Records that describe figures
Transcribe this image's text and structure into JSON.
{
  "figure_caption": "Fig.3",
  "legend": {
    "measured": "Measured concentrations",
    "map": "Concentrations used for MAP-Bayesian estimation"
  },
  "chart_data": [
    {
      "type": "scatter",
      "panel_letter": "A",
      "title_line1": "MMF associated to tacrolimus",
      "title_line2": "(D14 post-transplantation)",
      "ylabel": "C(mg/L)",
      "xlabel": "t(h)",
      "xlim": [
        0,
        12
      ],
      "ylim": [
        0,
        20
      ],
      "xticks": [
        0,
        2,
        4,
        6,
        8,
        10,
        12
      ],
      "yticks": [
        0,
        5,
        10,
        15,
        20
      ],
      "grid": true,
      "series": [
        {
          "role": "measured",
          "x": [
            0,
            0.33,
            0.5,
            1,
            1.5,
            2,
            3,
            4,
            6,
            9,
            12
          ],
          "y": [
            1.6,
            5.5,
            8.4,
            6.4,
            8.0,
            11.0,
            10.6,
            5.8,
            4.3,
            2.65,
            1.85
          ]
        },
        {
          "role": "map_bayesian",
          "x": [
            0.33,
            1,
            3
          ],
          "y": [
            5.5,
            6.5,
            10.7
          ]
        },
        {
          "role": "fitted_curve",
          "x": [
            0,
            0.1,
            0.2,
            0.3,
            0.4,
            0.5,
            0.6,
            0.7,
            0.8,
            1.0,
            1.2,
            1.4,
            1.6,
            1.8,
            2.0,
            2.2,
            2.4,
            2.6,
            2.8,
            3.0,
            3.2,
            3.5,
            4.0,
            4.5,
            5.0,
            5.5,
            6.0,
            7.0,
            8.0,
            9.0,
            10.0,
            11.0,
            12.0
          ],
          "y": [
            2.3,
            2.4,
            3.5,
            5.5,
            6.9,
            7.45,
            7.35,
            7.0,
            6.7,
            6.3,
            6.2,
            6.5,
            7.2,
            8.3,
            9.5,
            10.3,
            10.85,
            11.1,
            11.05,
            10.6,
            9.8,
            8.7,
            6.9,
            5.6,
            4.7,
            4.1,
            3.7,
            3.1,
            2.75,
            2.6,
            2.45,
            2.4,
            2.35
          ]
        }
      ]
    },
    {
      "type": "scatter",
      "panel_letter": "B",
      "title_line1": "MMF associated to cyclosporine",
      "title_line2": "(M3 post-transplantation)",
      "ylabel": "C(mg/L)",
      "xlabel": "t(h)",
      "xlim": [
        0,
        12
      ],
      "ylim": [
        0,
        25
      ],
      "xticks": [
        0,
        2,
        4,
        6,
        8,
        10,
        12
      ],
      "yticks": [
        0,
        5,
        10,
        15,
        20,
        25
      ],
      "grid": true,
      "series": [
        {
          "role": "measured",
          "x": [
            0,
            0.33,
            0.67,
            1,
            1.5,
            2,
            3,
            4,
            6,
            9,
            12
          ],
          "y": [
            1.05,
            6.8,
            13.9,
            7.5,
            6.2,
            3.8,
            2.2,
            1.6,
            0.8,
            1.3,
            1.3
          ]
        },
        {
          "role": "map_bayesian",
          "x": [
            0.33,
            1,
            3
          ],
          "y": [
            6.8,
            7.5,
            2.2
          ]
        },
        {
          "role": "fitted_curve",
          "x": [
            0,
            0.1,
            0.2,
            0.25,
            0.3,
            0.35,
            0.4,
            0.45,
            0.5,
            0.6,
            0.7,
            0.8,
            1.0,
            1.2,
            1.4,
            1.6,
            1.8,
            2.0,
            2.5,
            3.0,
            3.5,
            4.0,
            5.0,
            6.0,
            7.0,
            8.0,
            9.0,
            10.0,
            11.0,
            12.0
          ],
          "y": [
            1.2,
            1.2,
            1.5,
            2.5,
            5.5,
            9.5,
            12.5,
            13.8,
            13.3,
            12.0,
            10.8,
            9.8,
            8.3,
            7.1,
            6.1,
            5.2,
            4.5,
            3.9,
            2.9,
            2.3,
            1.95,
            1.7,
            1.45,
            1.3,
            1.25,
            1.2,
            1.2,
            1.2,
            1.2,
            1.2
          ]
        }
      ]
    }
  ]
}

STATED PROBLEM: Output an exact copy of each record.

EXERCISE RESULT:
Transcribe this image's text and structure into JSON.
{
  "figure_caption": "Fig.3",
  "legend": {
    "measured": "Measured concentrations",
    "map": "Concentrations used for MAP-Bayesian estimation"
  },
  "chart_data": [
    {
      "type": "scatter",
      "panel_letter": "A",
      "title_line1": "MMF associated to tacrolimus",
      "title_line2": "(D14 post-transplantation)",
      "ylabel": "C(mg/L)",
      "xlabel": "t(h)",
      "xlim": [
        0,
        12
      ],
      "ylim": [
        0,
        20
      ],
      "xticks": [
        0,
        2,
        4,
        6,
        8,
        10,
        12
      ],
      "yticks": [
        0,
        5,
        10,
        15,
        20
      ],
      "grid": true,
      "series": [
        {
          "role": "measured",
          "x": [
            0,
            0.33,
            0.5,
            1,
            1.5,
            2,
            3,
            4,
            6,
            9,
            12
          ],
          "y": [
            1.6,
            5.5,
            8.4,
            6.4,
            8.0,
            11.0,
            10.6,
            5.8,
            4.3,
            2.65,
            1.85
          ]
        },
        {
          "role": "map_bayesian",
          "x": [
            0.33,
            1,
            3
          ],
          "y": [
            5.5,
            6.5,
            10.7
          ]
        },
        {
          "role": "fitted_curve",
          "x": [
            0,
            0.1,
            0.2,
            0.3,
            0.4,
            0.5,
            0.6,
            0.7,
            0.8,
            1.0,
            1.2,
            1.4,
            1.6,
            1.8,
            2.0,
            2.2,
            2.4,
            2.6,
            2.8,
            3.0,
            3.2,
            3.5,
            4.0,
            4.5,
            5.0,
            5.5,
            6.0,
            7.0,
            8.0,
            9.0,
            10.0,
            11.0,
            12.0
          ],
          "y": [
            2.3,
            2.4,
            3.5,
            5.5,
            6.9,
            7.45,
            7.35,
            7.0,
            6.7,
            6.3,
            6.2,
            6.5,
            7.2,
            8.3,
            9.5,
            10.3,
            10.85,
            11.1,
            11.05,
            10.6,
            9.8,
            8.7,
            6.9,
            5.6,
            4.7,
            4.1,
            3.7,
            3.1,
            2.75,
            2.6,
            2.45,
            2.4,
            2.35
          ]
        }
      ]
    },
    {
      "type": "scatter",
      "panel_letter": "B",
      "title_line1": "MMF associated to cyclosporine",
      "title_line2": "(M3 post-transplantation)",
      "ylabel": "C(mg/L)",
      "xlabel": "t(h)",
      "xlim": [
        0,
        12
      ],
      "ylim": [
        0,
        25
      ],
      "xticks": [
        0,
        2,
        4,
        6,
        8,
        10,
        12
      ],
      "yticks": [
        0,
        5,
        10,
        15,
        20,
        25
      ],
      "grid": true,
      "series": [
        {
          "role": "measured",
          "x": [
            0,
            0.33,
            0.67,
            1,
            1.5,
            2,
            3,
            4,
            6,
            9,
            12
          ],
          "y": [
            1.05,
            6.8,
            13.9,
            7.5,
            6.2,
            3.8,
            2.2,
            1.6,
            0.8,
            1.3,
            1.3
          ]
        },
        {
          "role": "map_bayesian",
          "x": [
            0.33,
            1,
            3
          ],
          "y": [
            6.8,
            7.5,
            2.2
          ]
        },
        {
          "role": "fitted_curve",
          "x": [
            0,
            0.1,
            0.2,
            0.25,
            0.3,
            0.35,
            0.4,
            0.45,
            0.5,
            0.6,
            0.7,
            0.8,
            1.0,
            1.2,
            1.4,
            1.6,
            1.8,
            2.0,
            2.5,
            3.0,
            3.5,
            4.0,
            5.0,
            6.0,
            7.0,
            8.0,
            9.0,
            10.0,
            11.0,
            12.0
          ],
          "y": [
            1.2,
            1.2,
            1.5,
            2.5,
            5.5,
            9.5,
            12.5,
            13.8,
            13.3,
            12.0,
            10.8,
            9.8,
            8.3,
            7.1,
            6.1,
            5.2,
            4.5,
            3.9,
            2.9,
            2.3,
            1.95,
            1.7,
            1.45,
            1.3,
            1.25,
            1.2,
            1.2,
            1.2,
            1.2,
            1.2
          ]
        }
      ]
    }
  ]
}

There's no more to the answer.